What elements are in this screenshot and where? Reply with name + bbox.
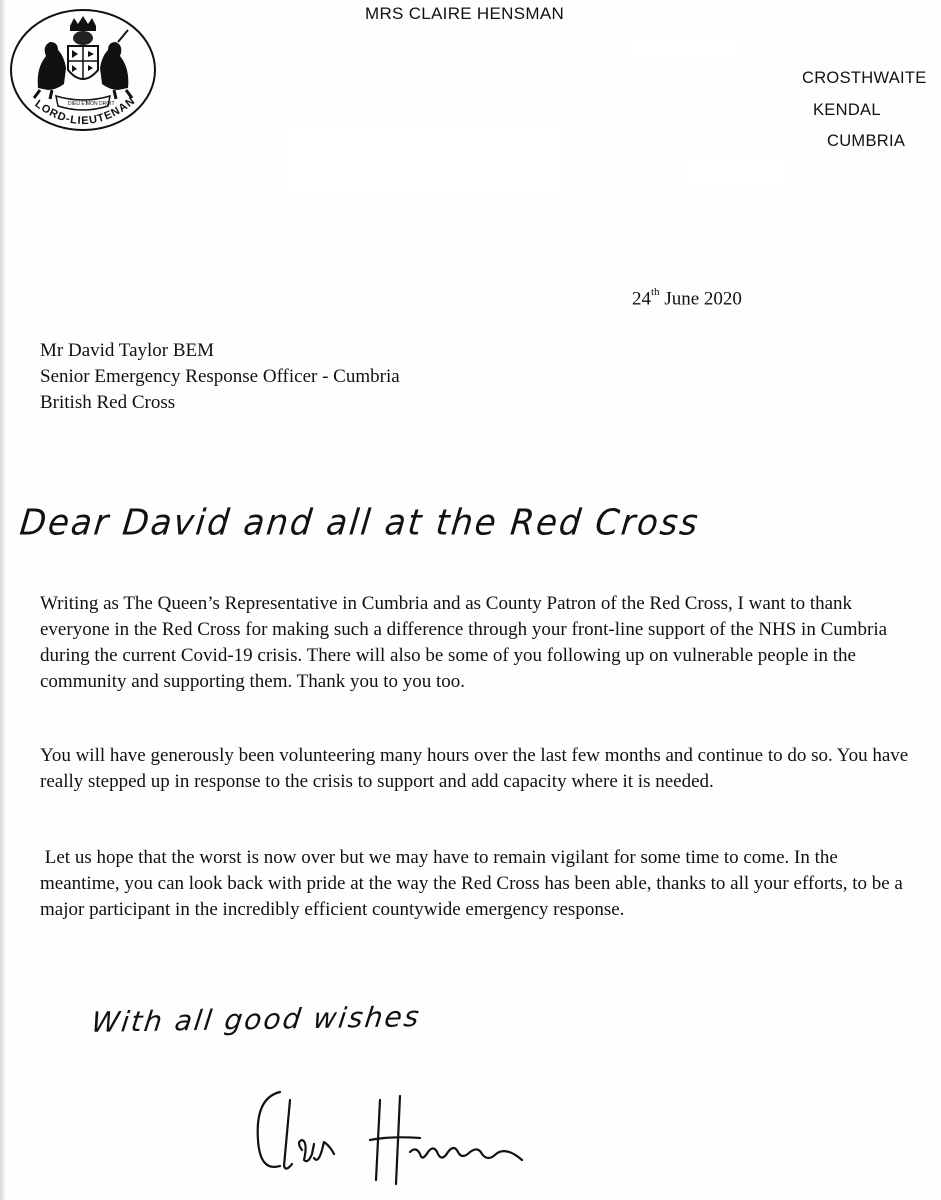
page-edge-shadow bbox=[0, 0, 6, 1200]
redaction-box bbox=[632, 36, 742, 62]
handwritten-salutation: Dear David and all at the Red Cross bbox=[17, 502, 702, 544]
recipient-line: Senior Emergency Response Officer - Cumbria bbox=[40, 366, 400, 387]
address-line: KENDAL bbox=[813, 101, 881, 119]
date-rest: June 2020 bbox=[659, 288, 742, 310]
redaction-box bbox=[288, 125, 560, 196]
letter-date bbox=[632, 288, 742, 310]
body-paragraph: Let us hope that the worst is now over but we may have to remain vigilant for some time to come. In the meantime, you can look back with pride at the way the Red Cross has been able, thanks to all your efforts, to be a major participant in the incredibly efficient countywide emergency response. bbox=[40, 847, 908, 920]
handwritten-signature-icon bbox=[250, 1080, 530, 1190]
crest-ribbon-text: LORD-LIEUTENAN bbox=[32, 94, 138, 128]
address-line: CROSTHWAITE bbox=[802, 69, 927, 87]
date-day: 24 bbox=[632, 288, 651, 310]
redaction-box bbox=[688, 159, 785, 187]
address-line: CUMBRIA bbox=[827, 132, 906, 150]
body-paragraph: You will have generously been volunteering many hours over the last few months and continue to do so. You have really stepped up in response to the crisis to support and add capacity where it is needed. bbox=[40, 745, 909, 792]
handwritten-closing: With all good wishes bbox=[89, 1000, 423, 1039]
recipient-block bbox=[40, 338, 400, 416]
recipient-line: Mr David Taylor BEM bbox=[40, 340, 215, 361]
motto-left: DIEU ET bbox=[68, 101, 88, 107]
recipient-line: British Red Cross bbox=[40, 392, 176, 413]
royal-coat-of-arms-icon bbox=[8, 8, 158, 133]
sender-name: MRS CLAIRE HENSMAN bbox=[365, 4, 565, 23]
motto-right: MON DROIT bbox=[86, 101, 115, 107]
date-suffix: th bbox=[651, 286, 660, 298]
body-paragraph: Writing as The Queen’s Representative in Cumbria and as County Patron of the Red Cross, I want to thank everyone in the Red Cross for making such a difference through your front-line support of the NHS in Cumbria during the current Covid-19 crisis. There will also be some of you following up on vulnerable people in the community and supporting them. Thank you to you too. bbox=[40, 593, 888, 692]
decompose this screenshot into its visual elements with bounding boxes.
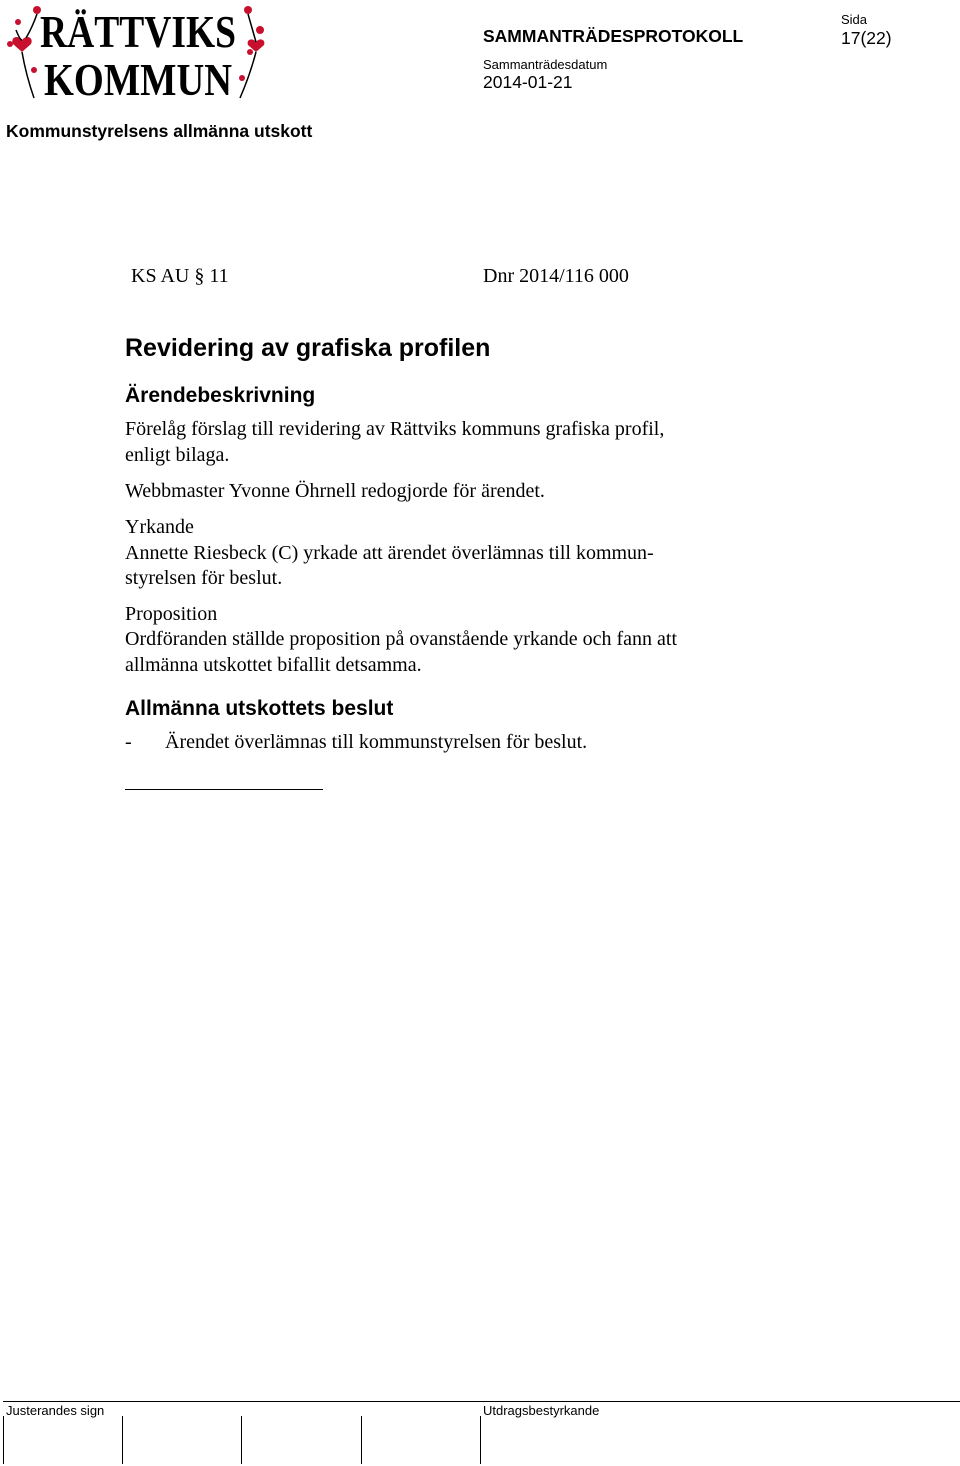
signature-box-divider [241, 1416, 242, 1464]
paragraph-reference: KS AU § 11 [131, 265, 229, 287]
page-number: 17(22) [841, 28, 892, 48]
utdragsbestyrkande-label: Utdragsbestyrkande [483, 1403, 600, 1418]
description-line: enligt bilaga. [125, 444, 230, 466]
yrkande-line: Annette Riesbeck (C) yrkade att ärendet överlämnas till kommun- [125, 542, 654, 564]
decision-bullet: - [125, 731, 132, 753]
signature-box-divider [480, 1416, 481, 1464]
end-divider [125, 789, 323, 790]
signature-box-divider [3, 1416, 4, 1464]
rattviks-kommun-logo [4, 0, 272, 102]
committee-name: Kommunstyrelsens allmänna utskott [6, 121, 313, 141]
proposition-label: Proposition [125, 603, 218, 625]
signature-box-divider [361, 1416, 362, 1464]
description-heading: Ärendebeskrivning [125, 384, 316, 407]
justerandes-sign-label: Justerandes sign [6, 1403, 105, 1418]
logo-text-kommun: KOMMUN [44, 54, 232, 102]
proposition-line: allmänna utskottet bifallit detsamma. [125, 654, 422, 676]
footer-divider [3, 1401, 960, 1402]
description-line: Förelåg förslag till revidering av Rättviks kommuns grafiska profil, [125, 418, 665, 440]
dnr-reference: Dnr 2014/116 000 [483, 265, 629, 287]
decision-item: Ärendet överlämnas till kommunstyrelsen för beslut. [165, 731, 588, 753]
document-type: SAMMANTRÄDESPROTOKOLL [483, 26, 744, 46]
yrkande-label: Yrkande [125, 516, 194, 538]
signature-box-divider [122, 1416, 123, 1464]
logo-text-rattviks: RÄTTVIKS [40, 6, 236, 57]
yrkande-line: styrelsen för beslut. [125, 567, 283, 589]
webmaster-statement: Webbmaster Yvonne Öhrnell redogjorde för ärendet. [125, 480, 545, 502]
page-label: Sida [841, 12, 868, 27]
meeting-date-label: Sammanträdesdatum [483, 57, 608, 72]
proposition-line: Ordföranden ställde proposition på ovanstående yrkande och fann att [125, 628, 678, 650]
item-title: Revidering av grafiska profilen [125, 334, 491, 362]
meeting-date: 2014-01-21 [483, 72, 573, 92]
decision-heading: Allmänna utskottets beslut [125, 697, 394, 720]
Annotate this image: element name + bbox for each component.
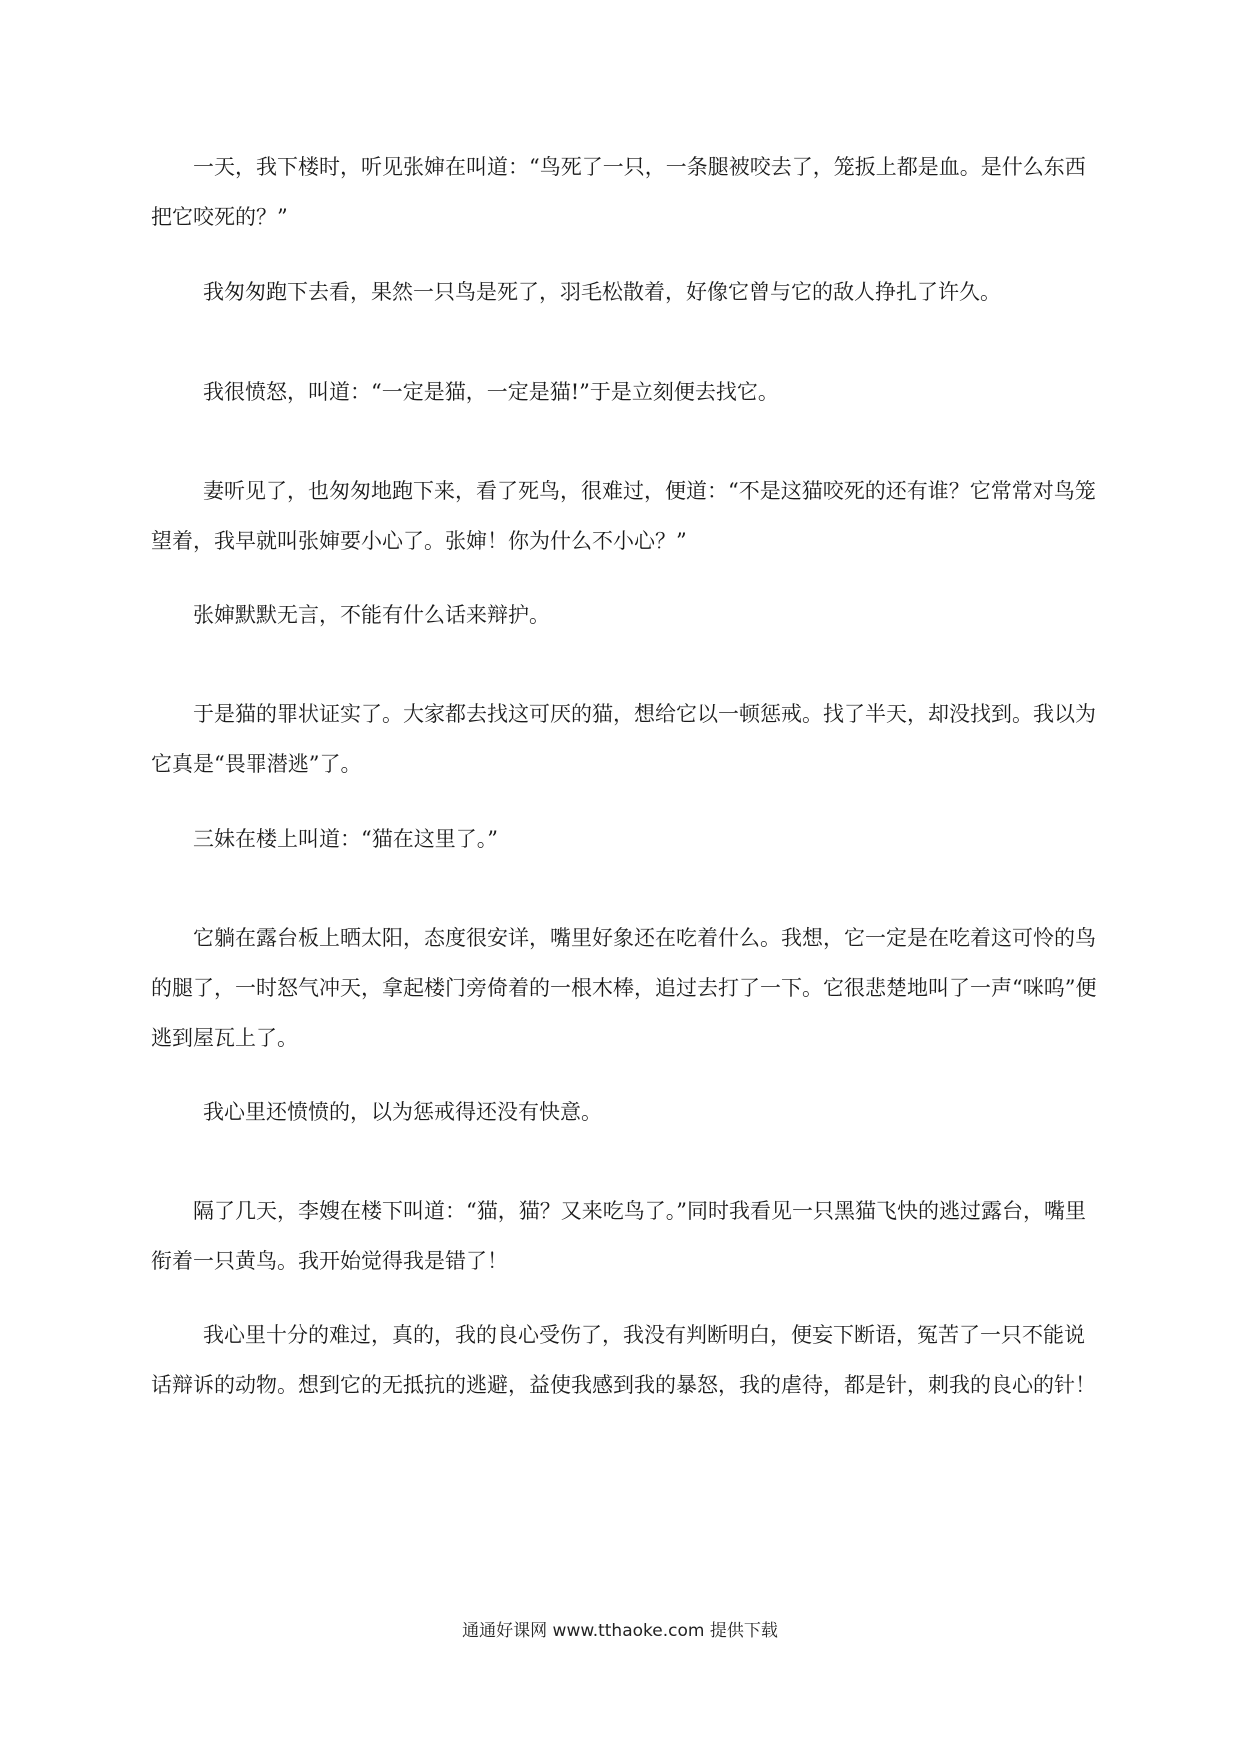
paragraph-8: 它躺在露台板上晒太阳，态度很安详，嘴里好象还在吃着什么。我想，它一定是在吃着这可怜的鸟的腿了，一时怒气冲天，拿起楼门旁倚着的一根木棒，追过去打了一下。它很悲楚地叫了一声“咪呜”便逃到屋瓦上了。 bbox=[151, 926, 1097, 1050]
paragraph-1: 一天，我下楼时，听见张婶在叫道：“鸟死了一只，一条腿被咬去了，笼扳上都是血。是什么东西把它咬死的？” bbox=[151, 155, 1086, 229]
paragraph-4: 妻听见了，也匆匆地跑下来，看了死鸟，很难过，便道：“不是这猫咬死的还有谁？它常常对鸟笼望着，我早就叫张婶要小心了。张婶！你为什么不小心？” bbox=[151, 479, 1096, 553]
paragraph-7: 三妹在楼上叫道：“猫在这里了。” bbox=[193, 827, 498, 851]
paragraph-11: 我心里十分的难过，真的，我的良心受伤了，我没有判断明白，便妄下断语，冤苦了一只不能说话辩诉的动物。想到它的无抵抗的逃避，益使我感到我的暴怒，我的虐待，都是针，刺我的良心的针！ bbox=[151, 1323, 1096, 1397]
paragraph-6: 于是猫的罪状证实了。大家都去找这可厌的猫，想给它以一顿惩戒。找了半天，却没找到。我以为它真是“畏罪潜逃”了。 bbox=[151, 702, 1096, 776]
paragraph-5: 张婶默默无言，不能有什么话来辩护。 bbox=[193, 603, 550, 627]
paragraph-2: 我匆匆跑下去看，果然一只鸟是死了，羽毛松散着，好像它曾与它的敌人挣扎了许久。 bbox=[203, 280, 1001, 304]
paragraph-10: 隔了几天，李嫂在楼下叫道：“猫，猫？又来吃鸟了。”同时我看见一只黑猫飞快的逃过露台，嘴里衔着一只黄鸟。我开始觉得我是错了！ bbox=[151, 1199, 1086, 1273]
paragraph-3: 我很愤怒，叫道：“一定是猫，一定是猫!”于是立刻便去找它。 bbox=[203, 380, 779, 404]
paragraph-9: 我心里还愤愤的，以为惩戒得还没有快意。 bbox=[203, 1100, 602, 1124]
page-footer: 通通好课网 www.tthaoke.com 提供下载 bbox=[462, 1621, 778, 1641]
------------------------------------------------
Given request:
Reproduce, word for word, the lines of the records from the one containing "926, 1097, 1050]" through the one containing "paragraph-5: 张婶默默无言，不能有什么话来辩护。 bbox=[193, 603, 550, 627]", including both of those lines.

Task response:
paragraph-8: 它躺在露台板上晒太阳，态度很安详，嘴里好象还在吃着什么。我想，它一定是在吃着这可怜的鸟的腿了，一时怒气冲天，拿起楼门旁倚着的一根木棒，追过去打了一下。它很悲楚地叫了一声“咪呜”便逃到屋瓦上了。 bbox=[151, 926, 1097, 1050]
paragraph-1: 一天，我下楼时，听见张婶在叫道：“鸟死了一只，一条腿被咬去了，笼扳上都是血。是什么东西把它咬死的？” bbox=[151, 155, 1086, 229]
paragraph-4: 妻听见了，也匆匆地跑下来，看了死鸟，很难过，便道：“不是这猫咬死的还有谁？它常常对鸟笼望着，我早就叫张婶要小心了。张婶！你为什么不小心？” bbox=[151, 479, 1096, 553]
paragraph-7: 三妹在楼上叫道：“猫在这里了。” bbox=[193, 827, 498, 851]
paragraph-11: 我心里十分的难过，真的，我的良心受伤了，我没有判断明白，便妄下断语，冤苦了一只不能说话辩诉的动物。想到它的无抵抗的逃避，益使我感到我的暴怒，我的虐待，都是针，刺我的良心的针！ bbox=[151, 1323, 1096, 1397]
paragraph-6: 于是猫的罪状证实了。大家都去找这可厌的猫，想给它以一顿惩戒。找了半天，却没找到。我以为它真是“畏罪潜逃”了。 bbox=[151, 702, 1096, 776]
paragraph-5: 张婶默默无言，不能有什么话来辩护。 bbox=[193, 603, 550, 627]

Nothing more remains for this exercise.